» WHAT YOU HAVE TO DO: Every line of the listing must be reproduced as it stands. Leave the images behind.

» RECORDS SUPPLIED:
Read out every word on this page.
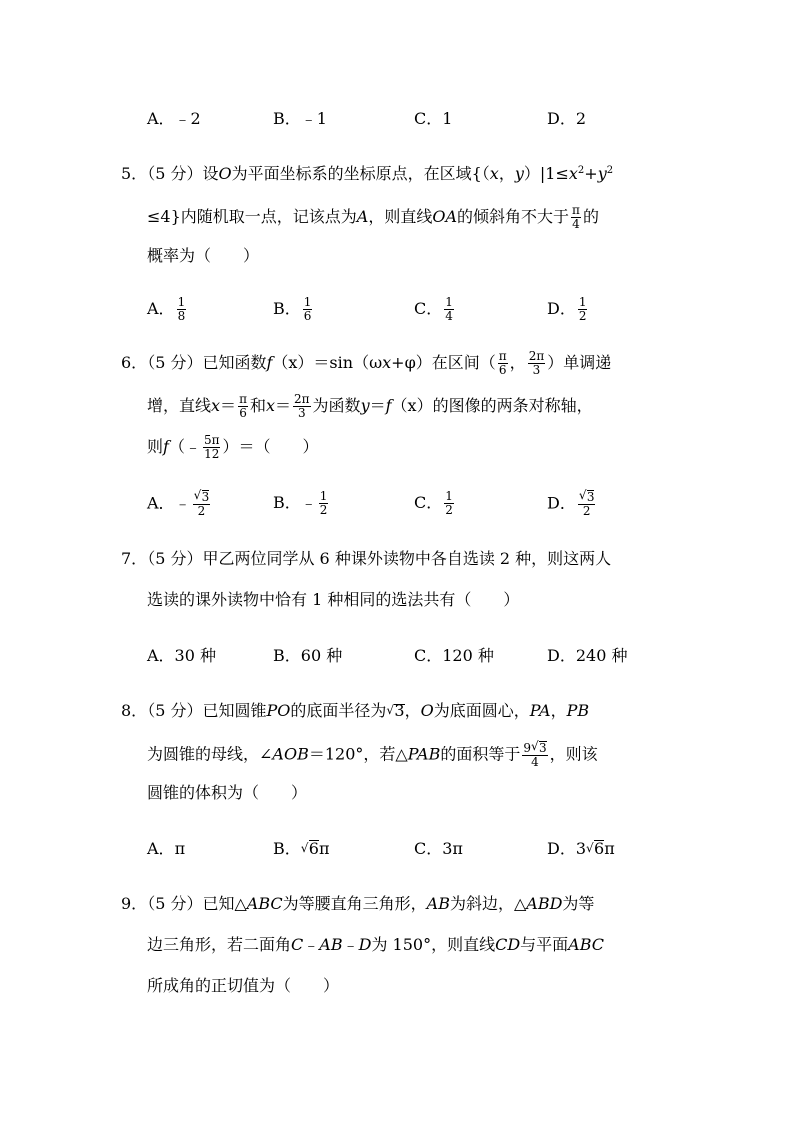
A．﹣2	B．﹣1	C．1	D．2
5．（5 分）设O为平面坐标系的坐标原点，在区域{（x，$y)|1\le x^2+y^2$
≤4}内随机取一点，记该点为A，则直线OA的倾斜角不大于 $\frac{\pi}{4}$ 的
概率为（　　）
A． $\frac{1}{8}$	B． $\frac{1}{6}$	C． $\frac{1}{4}$	D． $\frac{1}{2}$
6．（5 分）已知函数f（x）＝sin（ωx+φ）在区间（ $\frac{\pi}{6}$ ， $\frac{2\pi}{3}$ ）单调递
增，直线$x= \frac{\pi}{6}$ 和$x= \frac{2\pi}{3}$ 为函数y＝f（x）的图像的两条对称轴，
则f（﹣ $\frac{5\pi}{12}$ ）＝（　　）
A．﹣ √ $\frac{3}{2}$	B．﹣ $\frac{1}{2}$	C． $\frac{1}{2}$	D． √ $\frac{3}{2}$
7．（5 分）甲乙两位同学从 6 种课外读物中各自选读 2 种，则这两人
选读的课外读物中恰有 1 种相同的选法共有（　　）
A．30 种	B．60 种	C．120 种	D．240 种
8．（5 分）已知圆锥PO的底面半径为 √ 3，O为底面圆心，PA，PB
为圆锥的母线，∠AOB＝120°，若△PAB的面积等于 $\frac{9 √ 3}{4}$ ，则该
圆锥的体积为（　　）
A．π	B． √ 6π	C．3π	D．3 √ 6π
9．（5 分）已知△ABC为等腰直角三角形，AB为斜边，△ABD为等
边三角形，若二面角C﹣AB﹣D为 150°，则直线CD与平面ABC
所成角的正切值为（　　）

» REPLY TO THE EXERCISE:
Read out every word on this page.
A．﹣2	B．﹣1	C．1	D．2
5．（5 分）设O为平面坐标系的坐标原点，在区域{（x，$y)|1\le x^2+y^2$
≤4}内随机取一点，记该点为A，则直线OA的倾斜角不大于 $\frac{\pi}{4}$ 的
概率为（　　）
A． $\frac{1}{8}$	B． $\frac{1}{6}$	C． $\frac{1}{4}$	D． $\frac{1}{2}$
6．（5 分）已知函数f（x）＝sin（ωx+φ）在区间（ $\frac{\pi}{6}$ ， $\frac{2\pi}{3}$ ）单调递
增，直线$x= \frac{\pi}{6}$ 和$x= \frac{2\pi}{3}$ 为函数y＝f（x）的图像的两条对称轴，
则f（﹣ $\frac{5\pi}{12}$ ）＝（　　）
A．﹣ √ $\frac{3}{2}$	B．﹣ $\frac{1}{2}$	C． $\frac{1}{2}$	D． √ $\frac{3}{2}$
7．（5 分）甲乙两位同学从 6 种课外读物中各自选读 2 种，则这两人
选读的课外读物中恰有 1 种相同的选法共有（　　）
A．30 种	B．60 种	C．120 种	D．240 种
8．（5 分）已知圆锥PO的底面半径为 √ 3，O为底面圆心，PA，PB
为圆锥的母线，∠AOB＝120°，若△PAB的面积等于 $\frac{9 √ 3}{4}$ ，则该
圆锥的体积为（　　）
A．π	B． √ 6π	C．3π	D．3 √ 6π
9．（5 分）已知△ABC为等腰直角三角形，AB为斜边，△ABD为等
边三角形，若二面角C﹣AB﹣D为 150°，则直线CD与平面ABC
所成角的正切值为（　　）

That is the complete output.